>> begin Input rows

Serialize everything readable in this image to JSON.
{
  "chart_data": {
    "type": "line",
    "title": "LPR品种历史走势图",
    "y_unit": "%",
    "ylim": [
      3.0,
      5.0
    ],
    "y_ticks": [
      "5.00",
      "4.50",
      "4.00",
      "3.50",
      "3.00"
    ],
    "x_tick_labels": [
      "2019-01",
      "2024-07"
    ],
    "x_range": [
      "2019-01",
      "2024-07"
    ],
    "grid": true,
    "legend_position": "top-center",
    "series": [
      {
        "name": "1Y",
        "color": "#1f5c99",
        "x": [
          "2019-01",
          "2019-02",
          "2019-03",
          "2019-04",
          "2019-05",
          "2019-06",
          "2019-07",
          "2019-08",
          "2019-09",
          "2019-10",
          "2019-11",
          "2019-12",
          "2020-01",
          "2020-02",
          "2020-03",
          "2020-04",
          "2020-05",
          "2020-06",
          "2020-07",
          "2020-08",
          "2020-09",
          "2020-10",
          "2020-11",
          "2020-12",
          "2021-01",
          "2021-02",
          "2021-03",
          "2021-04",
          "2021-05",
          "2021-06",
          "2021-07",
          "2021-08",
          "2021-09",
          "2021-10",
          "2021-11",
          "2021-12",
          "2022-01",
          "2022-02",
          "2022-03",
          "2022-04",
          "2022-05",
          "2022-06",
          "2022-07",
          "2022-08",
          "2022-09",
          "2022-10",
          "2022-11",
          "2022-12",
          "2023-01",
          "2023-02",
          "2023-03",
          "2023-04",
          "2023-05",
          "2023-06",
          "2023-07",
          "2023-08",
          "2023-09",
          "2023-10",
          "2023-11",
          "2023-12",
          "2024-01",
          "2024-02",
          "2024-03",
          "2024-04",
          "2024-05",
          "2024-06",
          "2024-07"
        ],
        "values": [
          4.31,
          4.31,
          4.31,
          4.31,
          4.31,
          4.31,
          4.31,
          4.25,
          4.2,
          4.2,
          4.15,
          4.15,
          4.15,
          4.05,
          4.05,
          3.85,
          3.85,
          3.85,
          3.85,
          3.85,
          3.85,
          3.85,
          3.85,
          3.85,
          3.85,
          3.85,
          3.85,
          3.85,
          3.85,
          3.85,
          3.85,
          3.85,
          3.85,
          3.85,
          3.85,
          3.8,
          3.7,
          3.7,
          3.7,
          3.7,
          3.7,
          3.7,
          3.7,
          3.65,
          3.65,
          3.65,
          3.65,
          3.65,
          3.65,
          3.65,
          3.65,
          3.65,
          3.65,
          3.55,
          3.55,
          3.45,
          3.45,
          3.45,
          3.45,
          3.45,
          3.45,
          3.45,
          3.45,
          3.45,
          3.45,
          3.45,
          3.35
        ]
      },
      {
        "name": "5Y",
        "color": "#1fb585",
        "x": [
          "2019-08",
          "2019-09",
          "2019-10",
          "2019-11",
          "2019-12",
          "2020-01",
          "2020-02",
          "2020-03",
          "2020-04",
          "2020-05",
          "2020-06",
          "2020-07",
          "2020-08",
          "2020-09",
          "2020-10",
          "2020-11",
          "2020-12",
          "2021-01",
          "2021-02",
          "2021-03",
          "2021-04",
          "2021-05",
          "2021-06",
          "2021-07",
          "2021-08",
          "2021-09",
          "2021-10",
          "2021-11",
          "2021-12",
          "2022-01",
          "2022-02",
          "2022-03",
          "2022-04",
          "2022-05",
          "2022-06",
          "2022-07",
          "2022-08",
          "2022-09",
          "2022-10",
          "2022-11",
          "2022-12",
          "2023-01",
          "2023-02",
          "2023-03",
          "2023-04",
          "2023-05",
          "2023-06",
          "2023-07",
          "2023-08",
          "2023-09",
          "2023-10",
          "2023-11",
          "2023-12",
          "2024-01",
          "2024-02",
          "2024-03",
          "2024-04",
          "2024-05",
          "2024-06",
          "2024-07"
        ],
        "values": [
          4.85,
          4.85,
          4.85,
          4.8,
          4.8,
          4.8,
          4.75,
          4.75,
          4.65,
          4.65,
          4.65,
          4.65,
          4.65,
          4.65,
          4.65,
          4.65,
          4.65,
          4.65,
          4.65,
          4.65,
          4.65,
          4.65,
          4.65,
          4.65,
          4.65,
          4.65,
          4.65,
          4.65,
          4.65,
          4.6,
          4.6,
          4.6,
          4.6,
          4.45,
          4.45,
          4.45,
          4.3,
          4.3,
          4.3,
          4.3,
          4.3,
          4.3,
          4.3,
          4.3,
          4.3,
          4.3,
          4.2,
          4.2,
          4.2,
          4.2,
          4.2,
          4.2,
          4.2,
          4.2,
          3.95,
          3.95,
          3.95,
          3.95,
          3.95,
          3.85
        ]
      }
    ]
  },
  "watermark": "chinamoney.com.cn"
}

>> end Input rows

Please reproduce every line of the material word for word.

Serialize everything readable in this image to JSON.
{
  "chart_data": {
    "type": "line",
    "title": "LPR品种历史走势图",
    "y_unit": "%",
    "ylim": [
      3.0,
      5.0
    ],
    "y_ticks": [
      "5.00",
      "4.50",
      "4.00",
      "3.50",
      "3.00"
    ],
    "x_tick_labels": [
      "2019-01",
      "2024-07"
    ],
    "x_range": [
      "2019-01",
      "2024-07"
    ],
    "grid": true,
    "legend_position": "top-center",
    "series": [
      {
        "name": "1Y",
        "color": "#1f5c99",
        "x": [
          "2019-01",
          "2019-02",
          "2019-03",
          "2019-04",
          "2019-05",
          "2019-06",
          "2019-07",
          "2019-08",
          "2019-09",
          "2019-10",
          "2019-11",
          "2019-12",
          "2020-01",
          "2020-02",
          "2020-03",
          "2020-04",
          "2020-05",
          "2020-06",
          "2020-07",
          "2020-08",
          "2020-09",
          "2020-10",
          "2020-11",
          "2020-12",
          "2021-01",
          "2021-02",
          "2021-03",
          "2021-04",
          "2021-05",
          "2021-06",
          "2021-07",
          "2021-08",
          "2021-09",
          "2021-10",
          "2021-11",
          "2021-12",
          "2022-01",
          "2022-02",
          "2022-03",
          "2022-04",
          "2022-05",
          "2022-06",
          "2022-07",
          "2022-08",
          "2022-09",
          "2022-10",
          "2022-11",
          "2022-12",
          "2023-01",
          "2023-02",
          "2023-03",
          "2023-04",
          "2023-05",
          "2023-06",
          "2023-07",
          "2023-08",
          "2023-09",
          "2023-10",
          "2023-11",
          "2023-12",
          "2024-01",
          "2024-02",
          "2024-03",
          "2024-04",
          "2024-05",
          "2024-06",
          "2024-07"
        ],
        "values": [
          4.31,
          4.31,
          4.31,
          4.31,
          4.31,
          4.31,
          4.31,
          4.25,
          4.2,
          4.2,
          4.15,
          4.15,
          4.15,
          4.05,
          4.05,
          3.85,
          3.85,
          3.85,
          3.85,
          3.85,
          3.85,
          3.85,
          3.85,
          3.85,
          3.85,
          3.85,
          3.85,
          3.85,
          3.85,
          3.85,
          3.85,
          3.85,
          3.85,
          3.85,
          3.85,
          3.8,
          3.7,
          3.7,
          3.7,
          3.7,
          3.7,
          3.7,
          3.7,
          3.65,
          3.65,
          3.65,
          3.65,
          3.65,
          3.65,
          3.65,
          3.65,
          3.65,
          3.65,
          3.55,
          3.55,
          3.45,
          3.45,
          3.45,
          3.45,
          3.45,
          3.45,
          3.45,
          3.45,
          3.45,
          3.45,
          3.45,
          3.35
        ]
      },
      {
        "name": "5Y",
        "color": "#1fb585",
        "x": [
          "2019-08",
          "2019-09",
          "2019-10",
          "2019-11",
          "2019-12",
          "2020-01",
          "2020-02",
          "2020-03",
          "2020-04",
          "2020-05",
          "2020-06",
          "2020-07",
          "2020-08",
          "2020-09",
          "2020-10",
          "2020-11",
          "2020-12",
          "2021-01",
          "2021-02",
          "2021-03",
          "2021-04",
          "2021-05",
          "2021-06",
          "2021-07",
          "2021-08",
          "2021-09",
          "2021-10",
          "2021-11",
          "2021-12",
          "2022-01",
          "2022-02",
          "2022-03",
          "2022-04",
          "2022-05",
          "2022-06",
          "2022-07",
          "2022-08",
          "2022-09",
          "2022-10",
          "2022-11",
          "2022-12",
          "2023-01",
          "2023-02",
          "2023-03",
          "2023-04",
          "2023-05",
          "2023-06",
          "2023-07",
          "2023-08",
          "2023-09",
          "2023-10",
          "2023-11",
          "2023-12",
          "2024-01",
          "2024-02",
          "2024-03",
          "2024-04",
          "2024-05",
          "2024-06",
          "2024-07"
        ],
        "values": [
          4.85,
          4.85,
          4.85,
          4.8,
          4.8,
          4.8,
          4.75,
          4.75,
          4.65,
          4.65,
          4.65,
          4.65,
          4.65,
          4.65,
          4.65,
          4.65,
          4.65,
          4.65,
          4.65,
          4.65,
          4.65,
          4.65,
          4.65,
          4.65,
          4.65,
          4.65,
          4.65,
          4.65,
          4.65,
          4.6,
          4.6,
          4.6,
          4.6,
          4.45,
          4.45,
          4.45,
          4.3,
          4.3,
          4.3,
          4.3,
          4.3,
          4.3,
          4.3,
          4.3,
          4.3,
          4.3,
          4.2,
          4.2,
          4.2,
          4.2,
          4.2,
          4.2,
          4.2,
          4.2,
          3.95,
          3.95,
          3.95,
          3.95,
          3.95,
          3.85
        ]
      }
    ]
  },
  "watermark": "chinamoney.com.cn"
}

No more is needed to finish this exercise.